start RECORDS SUPPLIED
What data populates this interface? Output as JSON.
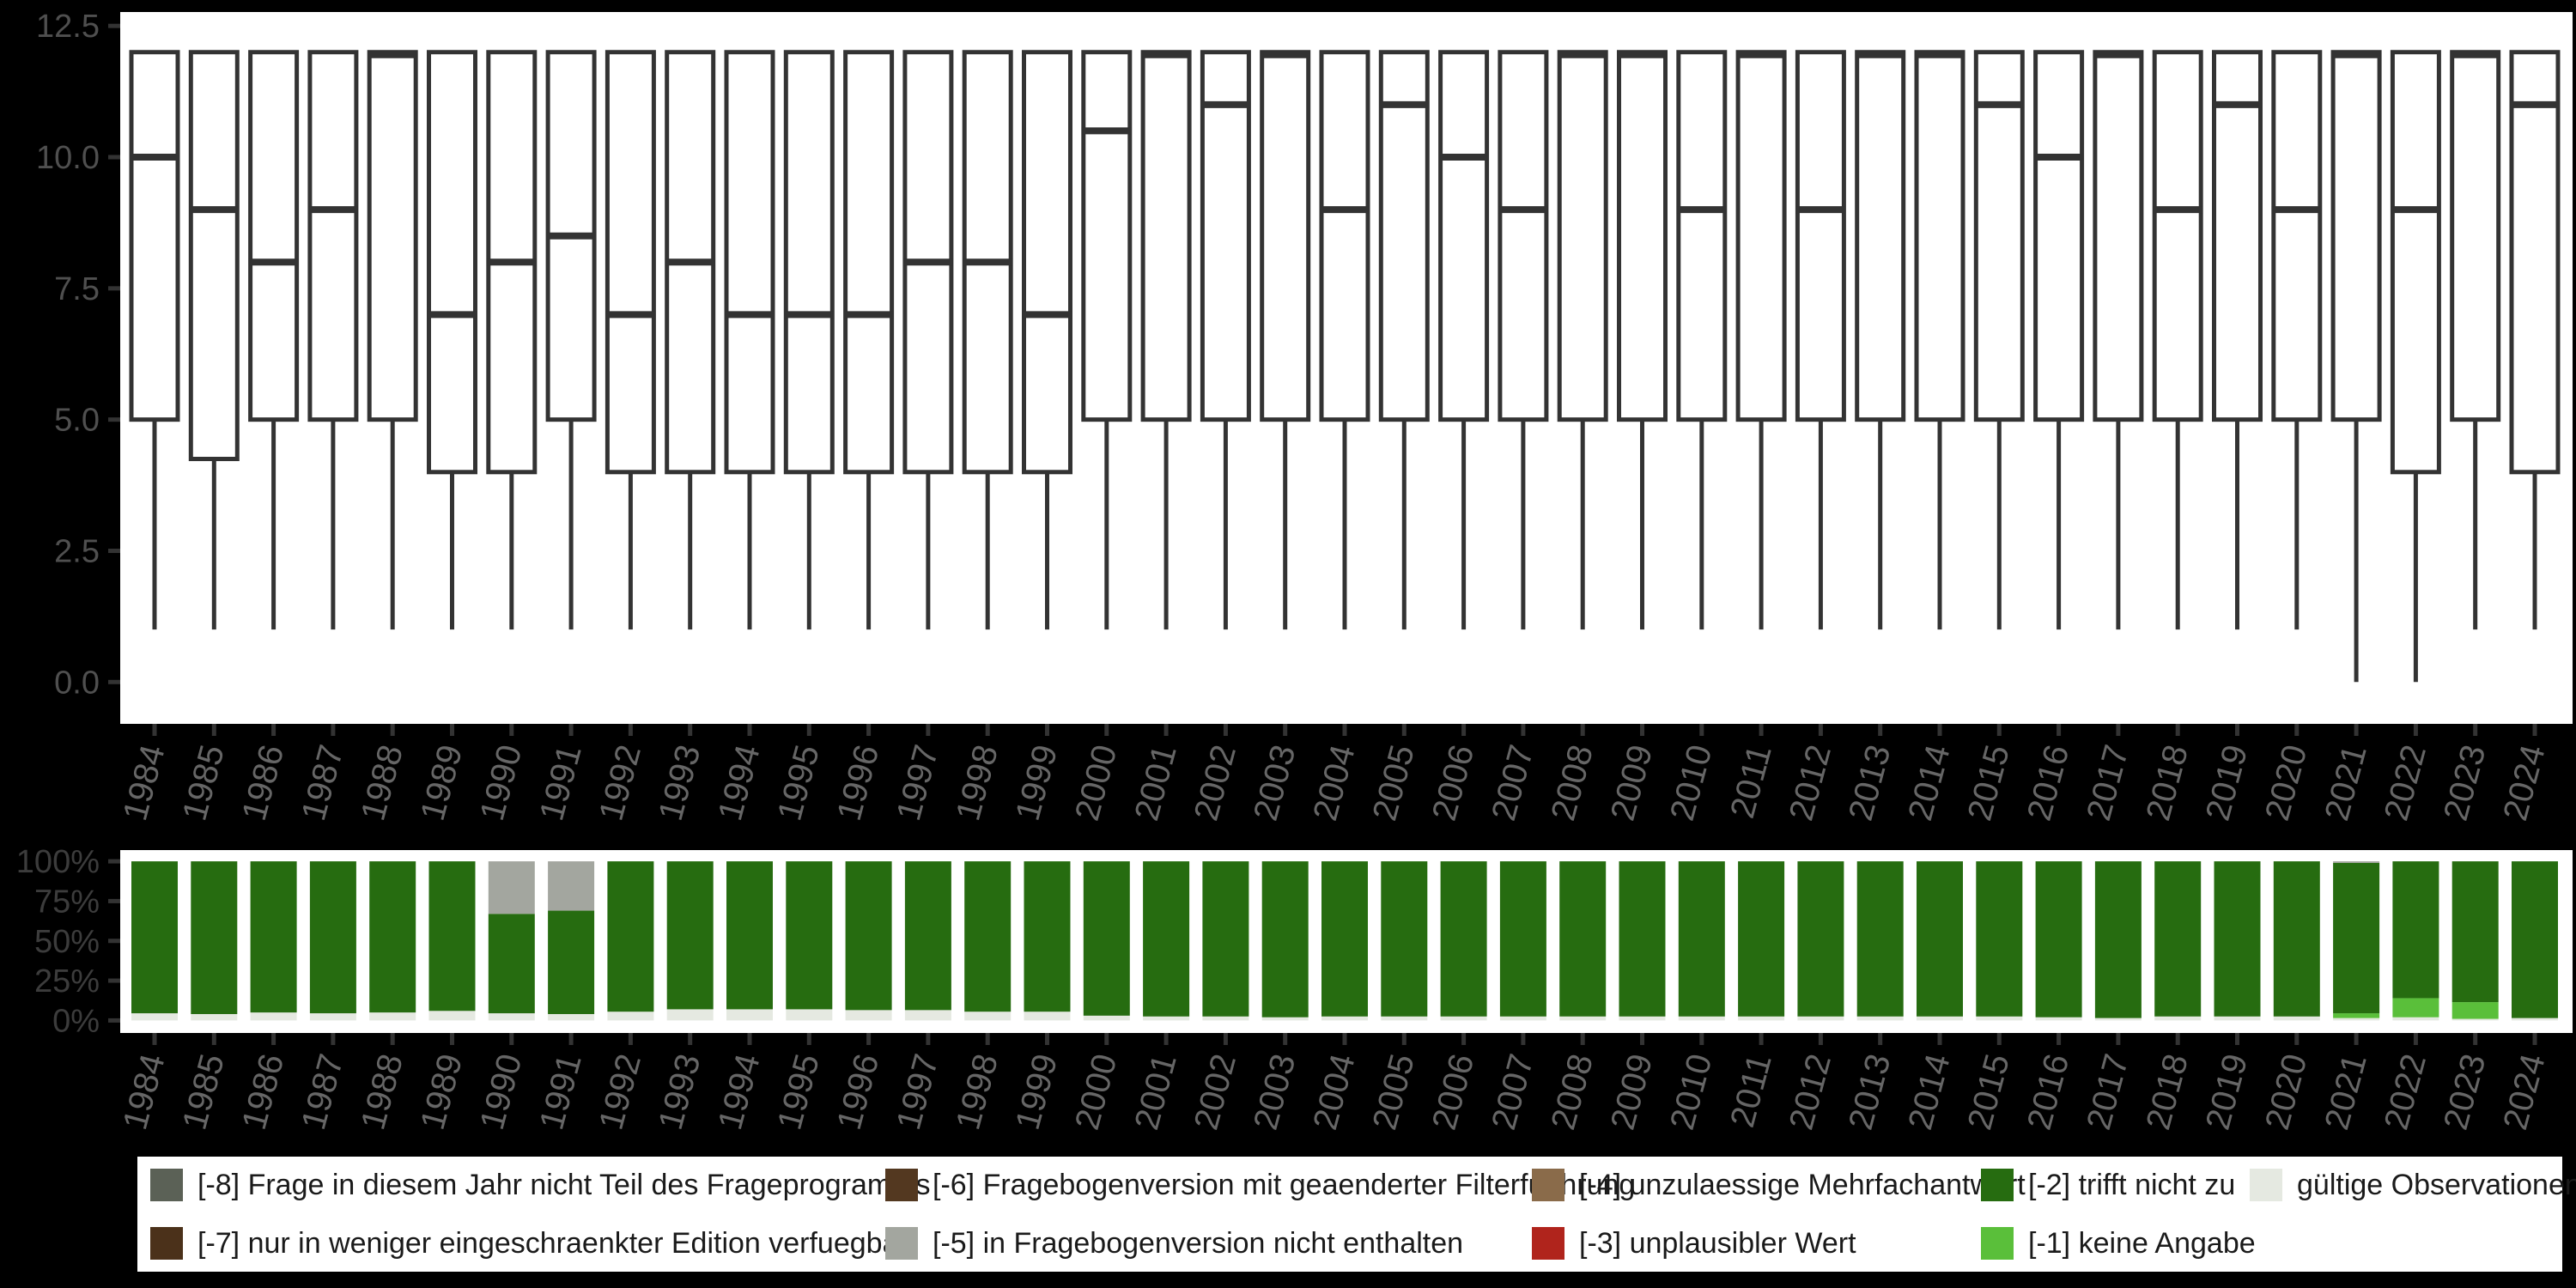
{
  "page": {
    "background": "#000000",
    "panel_background": "#ffffff",
    "box_stroke": "#333333",
    "tick_color": "#333333",
    "axis_label_color_top": "#4f4f4f",
    "axis_label_color_bottom": "#3c3c3c",
    "year_label_color": "#666666"
  },
  "chart_data": [
    {
      "type": "boxplot",
      "title": "",
      "xlabel": "",
      "ylabel": "",
      "ylim": [
        -0.8,
        12.77
      ],
      "yticks": [
        12.5,
        10.0,
        7.5,
        5.0,
        2.5,
        0.0
      ],
      "ytick_labels": [
        "12.5",
        "10.0",
        "7.5",
        "5.0",
        "2.5",
        "0.0"
      ],
      "grid": false,
      "categories": [
        1984,
        1985,
        1986,
        1987,
        1988,
        1989,
        1990,
        1991,
        1992,
        1993,
        1994,
        1995,
        1996,
        1997,
        1998,
        1999,
        2000,
        2001,
        2002,
        2003,
        2004,
        2005,
        2006,
        2007,
        2008,
        2009,
        2010,
        2011,
        2012,
        2013,
        2014,
        2015,
        2016,
        2017,
        2018,
        2019,
        2020,
        2021,
        2022,
        2023,
        2024
      ],
      "median": [
        10,
        9,
        8,
        9,
        12,
        7,
        8,
        8.5,
        7,
        8,
        7,
        7,
        7,
        8,
        8,
        7,
        10.5,
        12,
        11,
        12,
        9,
        11,
        10,
        9,
        12,
        12,
        9,
        12,
        9,
        12,
        12,
        11,
        10,
        12,
        9,
        11,
        9,
        12,
        9,
        12,
        11
      ],
      "q1": [
        5,
        4.25,
        5,
        5,
        5,
        4,
        4,
        5,
        4,
        4,
        4,
        4,
        4,
        4,
        4,
        4,
        5,
        5,
        5,
        5,
        5,
        5,
        5,
        5,
        5,
        5,
        5,
        5,
        5,
        5,
        5,
        5,
        5,
        5,
        5,
        5,
        5,
        5,
        4,
        5,
        4
      ],
      "q3": [
        12,
        12,
        12,
        12,
        12,
        12,
        12,
        12,
        12,
        12,
        12,
        12,
        12,
        12,
        12,
        12,
        12,
        12,
        12,
        12,
        12,
        12,
        12,
        12,
        12,
        12,
        12,
        12,
        12,
        12,
        12,
        12,
        12,
        12,
        12,
        12,
        12,
        12,
        12,
        12,
        12
      ],
      "whisker_low": [
        1,
        1,
        1,
        1,
        1,
        1,
        1,
        1,
        1,
        1,
        1,
        1,
        1,
        1,
        1,
        1,
        1,
        1,
        1,
        1,
        1,
        1,
        1,
        1,
        1,
        1,
        1,
        1,
        1,
        1,
        1,
        1,
        1,
        1,
        1,
        1,
        1,
        0,
        0,
        1,
        1
      ],
      "whisker_high": [
        12,
        12,
        12,
        12,
        12,
        12,
        12,
        12,
        12,
        12,
        12,
        12,
        12,
        12,
        12,
        12,
        12,
        12,
        12,
        12,
        12,
        12,
        12,
        12,
        12,
        12,
        12,
        12,
        12,
        12,
        12,
        12,
        12,
        12,
        12,
        12,
        12,
        12,
        12,
        12,
        12
      ]
    },
    {
      "type": "bar",
      "subtype": "stacked-percent",
      "title": "",
      "xlabel": "",
      "ylabel": "",
      "yticks": [
        0,
        25,
        50,
        75,
        100
      ],
      "ytick_labels": [
        "0%",
        "25%",
        "50%",
        "75%",
        "100%"
      ],
      "categories": [
        1984,
        1985,
        1986,
        1987,
        1988,
        1989,
        1990,
        1991,
        1992,
        1993,
        1994,
        1995,
        1996,
        1997,
        1998,
        1999,
        2000,
        2001,
        2002,
        2003,
        2004,
        2005,
        2006,
        2007,
        2008,
        2009,
        2010,
        2011,
        2012,
        2013,
        2014,
        2015,
        2016,
        2017,
        2018,
        2019,
        2020,
        2021,
        2022,
        2023,
        2024
      ],
      "series": [
        {
          "name": "gueltige Observationen",
          "color": "#e5e9e1",
          "values": [
            4.5,
            4,
            5,
            4.5,
            5,
            6,
            4.5,
            4,
            5.5,
            7,
            7,
            7,
            6.5,
            6.5,
            5.5,
            5.5,
            3,
            2.5,
            2.5,
            2,
            2.5,
            2.5,
            2.5,
            2.5,
            2.5,
            2.5,
            2.5,
            2.5,
            2.5,
            2.5,
            2.5,
            2.5,
            2,
            1.5,
            2.5,
            2.5,
            2.5,
            1.5,
            2,
            1,
            1.5
          ]
        },
        {
          "name": "[-1] keine Angabe",
          "color": "#5abf3a",
          "values": [
            0,
            0,
            0,
            0,
            0,
            0,
            0,
            0,
            0,
            0,
            0,
            0,
            0,
            0,
            0,
            0,
            0,
            0,
            0,
            0,
            0,
            0,
            0,
            0,
            0,
            0,
            0,
            0,
            0,
            0,
            0,
            0,
            0,
            0,
            0,
            0,
            0,
            3,
            12,
            10.5,
            0
          ]
        },
        {
          "name": "[-2] trifft nicht zu",
          "color": "#266c10",
          "values": [
            95.5,
            96,
            95,
            95.5,
            95,
            94,
            62.5,
            65,
            94.5,
            93,
            93,
            93,
            93.5,
            93.5,
            94.5,
            94.5,
            97,
            97.5,
            97.5,
            98,
            97.5,
            97.5,
            97.5,
            97.5,
            97.5,
            97.5,
            97.5,
            97.5,
            97.5,
            97.5,
            97.5,
            97.5,
            98,
            98.5,
            97.5,
            97.5,
            97.5,
            94.5,
            86,
            88.5,
            98.5
          ]
        },
        {
          "name": "[-5] in Fragebogenversion nicht enthalten",
          "color": "#a3a69f",
          "values": [
            0,
            0,
            0,
            0,
            0,
            0,
            33,
            31,
            0,
            0,
            0,
            0,
            0,
            0,
            0,
            0,
            0,
            0,
            0,
            0,
            0,
            0,
            0,
            0,
            0,
            0,
            0,
            0,
            0,
            0,
            0,
            0,
            0,
            0,
            0,
            0,
            0,
            1,
            0,
            0,
            0
          ]
        }
      ]
    }
  ],
  "legend": {
    "items": [
      {
        "code": "-8",
        "label": "[-8] Frage in diesem Jahr nicht Teil des Frageprogramms",
        "color": "#5b6156"
      },
      {
        "code": "-7",
        "label": "[-7] nur in weniger eingeschraenkter Edition verfuegbar",
        "color": "#4b311a"
      },
      {
        "code": "-6",
        "label": "[-6] Fragebogenversion mit geaenderter Filterfuehrung",
        "color": "#533820"
      },
      {
        "code": "-5",
        "label": "[-5] in Fragebogenversion nicht enthalten",
        "color": "#a3a69f"
      },
      {
        "code": "-4",
        "label": "[-4] unzulaessige Mehrfachantwort",
        "color": "#8a6b4a"
      },
      {
        "code": "-3",
        "label": "[-3] unplausibler Wert",
        "color": "#b0241c"
      },
      {
        "code": "-2",
        "label": "[-2] trifft nicht zu",
        "color": "#266c10"
      },
      {
        "code": "-1",
        "label": "[-1] keine Angabe",
        "color": "#5abf3a"
      },
      {
        "code": "valid",
        "label": "gültige Observationen",
        "color": "#e5e9e1"
      }
    ],
    "column_layout": [
      [
        0,
        1
      ],
      [
        2,
        3
      ],
      [
        4,
        5
      ],
      [
        6,
        7
      ],
      [
        8
      ]
    ],
    "column_lefts": [
      15,
      871,
      1624,
      2147,
      2460
    ],
    "row_tops": [
      14,
      82
    ]
  }
}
end RECORDS SUPPLIED
#### EXERCISE DESCRIPTION
Reproduce all of the data exactly; the pictures do not belong in the copy.

#### ANSWER IN FULL
What data populates this interface? Output as JSON.
{
  "page": {
    "background": "#000000",
    "panel_background": "#ffffff",
    "box_stroke": "#333333",
    "tick_color": "#333333",
    "axis_label_color_top": "#4f4f4f",
    "axis_label_color_bottom": "#3c3c3c",
    "year_label_color": "#666666"
  },
  "chart_data": [
    {
      "type": "boxplot",
      "title": "",
      "xlabel": "",
      "ylabel": "",
      "ylim": [
        -0.8,
        12.77
      ],
      "yticks": [
        12.5,
        10.0,
        7.5,
        5.0,
        2.5,
        0.0
      ],
      "ytick_labels": [
        "12.5",
        "10.0",
        "7.5",
        "5.0",
        "2.5",
        "0.0"
      ],
      "grid": false,
      "categories": [
        1984,
        1985,
        1986,
        1987,
        1988,
        1989,
        1990,
        1991,
        1992,
        1993,
        1994,
        1995,
        1996,
        1997,
        1998,
        1999,
        2000,
        2001,
        2002,
        2003,
        2004,
        2005,
        2006,
        2007,
        2008,
        2009,
        2010,
        2011,
        2012,
        2013,
        2014,
        2015,
        2016,
        2017,
        2018,
        2019,
        2020,
        2021,
        2022,
        2023,
        2024
      ],
      "median": [
        10,
        9,
        8,
        9,
        12,
        7,
        8,
        8.5,
        7,
        8,
        7,
        7,
        7,
        8,
        8,
        7,
        10.5,
        12,
        11,
        12,
        9,
        11,
        10,
        9,
        12,
        12,
        9,
        12,
        9,
        12,
        12,
        11,
        10,
        12,
        9,
        11,
        9,
        12,
        9,
        12,
        11
      ],
      "q1": [
        5,
        4.25,
        5,
        5,
        5,
        4,
        4,
        5,
        4,
        4,
        4,
        4,
        4,
        4,
        4,
        4,
        5,
        5,
        5,
        5,
        5,
        5,
        5,
        5,
        5,
        5,
        5,
        5,
        5,
        5,
        5,
        5,
        5,
        5,
        5,
        5,
        5,
        5,
        4,
        5,
        4
      ],
      "q3": [
        12,
        12,
        12,
        12,
        12,
        12,
        12,
        12,
        12,
        12,
        12,
        12,
        12,
        12,
        12,
        12,
        12,
        12,
        12,
        12,
        12,
        12,
        12,
        12,
        12,
        12,
        12,
        12,
        12,
        12,
        12,
        12,
        12,
        12,
        12,
        12,
        12,
        12,
        12,
        12,
        12
      ],
      "whisker_low": [
        1,
        1,
        1,
        1,
        1,
        1,
        1,
        1,
        1,
        1,
        1,
        1,
        1,
        1,
        1,
        1,
        1,
        1,
        1,
        1,
        1,
        1,
        1,
        1,
        1,
        1,
        1,
        1,
        1,
        1,
        1,
        1,
        1,
        1,
        1,
        1,
        1,
        0,
        0,
        1,
        1
      ],
      "whisker_high": [
        12,
        12,
        12,
        12,
        12,
        12,
        12,
        12,
        12,
        12,
        12,
        12,
        12,
        12,
        12,
        12,
        12,
        12,
        12,
        12,
        12,
        12,
        12,
        12,
        12,
        12,
        12,
        12,
        12,
        12,
        12,
        12,
        12,
        12,
        12,
        12,
        12,
        12,
        12,
        12,
        12
      ]
    },
    {
      "type": "bar",
      "subtype": "stacked-percent",
      "title": "",
      "xlabel": "",
      "ylabel": "",
      "yticks": [
        0,
        25,
        50,
        75,
        100
      ],
      "ytick_labels": [
        "0%",
        "25%",
        "50%",
        "75%",
        "100%"
      ],
      "categories": [
        1984,
        1985,
        1986,
        1987,
        1988,
        1989,
        1990,
        1991,
        1992,
        1993,
        1994,
        1995,
        1996,
        1997,
        1998,
        1999,
        2000,
        2001,
        2002,
        2003,
        2004,
        2005,
        2006,
        2007,
        2008,
        2009,
        2010,
        2011,
        2012,
        2013,
        2014,
        2015,
        2016,
        2017,
        2018,
        2019,
        2020,
        2021,
        2022,
        2023,
        2024
      ],
      "series": [
        {
          "name": "gueltige Observationen",
          "color": "#e5e9e1",
          "values": [
            4.5,
            4,
            5,
            4.5,
            5,
            6,
            4.5,
            4,
            5.5,
            7,
            7,
            7,
            6.5,
            6.5,
            5.5,
            5.5,
            3,
            2.5,
            2.5,
            2,
            2.5,
            2.5,
            2.5,
            2.5,
            2.5,
            2.5,
            2.5,
            2.5,
            2.5,
            2.5,
            2.5,
            2.5,
            2,
            1.5,
            2.5,
            2.5,
            2.5,
            1.5,
            2,
            1,
            1.5
          ]
        },
        {
          "name": "[-1] keine Angabe",
          "color": "#5abf3a",
          "values": [
            0,
            0,
            0,
            0,
            0,
            0,
            0,
            0,
            0,
            0,
            0,
            0,
            0,
            0,
            0,
            0,
            0,
            0,
            0,
            0,
            0,
            0,
            0,
            0,
            0,
            0,
            0,
            0,
            0,
            0,
            0,
            0,
            0,
            0,
            0,
            0,
            0,
            3,
            12,
            10.5,
            0
          ]
        },
        {
          "name": "[-2] trifft nicht zu",
          "color": "#266c10",
          "values": [
            95.5,
            96,
            95,
            95.5,
            95,
            94,
            62.5,
            65,
            94.5,
            93,
            93,
            93,
            93.5,
            93.5,
            94.5,
            94.5,
            97,
            97.5,
            97.5,
            98,
            97.5,
            97.5,
            97.5,
            97.5,
            97.5,
            97.5,
            97.5,
            97.5,
            97.5,
            97.5,
            97.5,
            97.5,
            98,
            98.5,
            97.5,
            97.5,
            97.5,
            94.5,
            86,
            88.5,
            98.5
          ]
        },
        {
          "name": "[-5] in Fragebogenversion nicht enthalten",
          "color": "#a3a69f",
          "values": [
            0,
            0,
            0,
            0,
            0,
            0,
            33,
            31,
            0,
            0,
            0,
            0,
            0,
            0,
            0,
            0,
            0,
            0,
            0,
            0,
            0,
            0,
            0,
            0,
            0,
            0,
            0,
            0,
            0,
            0,
            0,
            0,
            0,
            0,
            0,
            0,
            0,
            1,
            0,
            0,
            0
          ]
        }
      ]
    }
  ],
  "legend": {
    "items": [
      {
        "code": "-8",
        "label": "[-8] Frage in diesem Jahr nicht Teil des Frageprogramms",
        "color": "#5b6156"
      },
      {
        "code": "-7",
        "label": "[-7] nur in weniger eingeschraenkter Edition verfuegbar",
        "color": "#4b311a"
      },
      {
        "code": "-6",
        "label": "[-6] Fragebogenversion mit geaenderter Filterfuehrung",
        "color": "#533820"
      },
      {
        "code": "-5",
        "label": "[-5] in Fragebogenversion nicht enthalten",
        "color": "#a3a69f"
      },
      {
        "code": "-4",
        "label": "[-4] unzulaessige Mehrfachantwort",
        "color": "#8a6b4a"
      },
      {
        "code": "-3",
        "label": "[-3] unplausibler Wert",
        "color": "#b0241c"
      },
      {
        "code": "-2",
        "label": "[-2] trifft nicht zu",
        "color": "#266c10"
      },
      {
        "code": "-1",
        "label": "[-1] keine Angabe",
        "color": "#5abf3a"
      },
      {
        "code": "valid",
        "label": "gültige Observationen",
        "color": "#e5e9e1"
      }
    ],
    "column_layout": [
      [
        0,
        1
      ],
      [
        2,
        3
      ],
      [
        4,
        5
      ],
      [
        6,
        7
      ],
      [
        8
      ]
    ],
    "column_lefts": [
      15,
      871,
      1624,
      2147,
      2460
    ],
    "row_tops": [
      14,
      82
    ]
  }
}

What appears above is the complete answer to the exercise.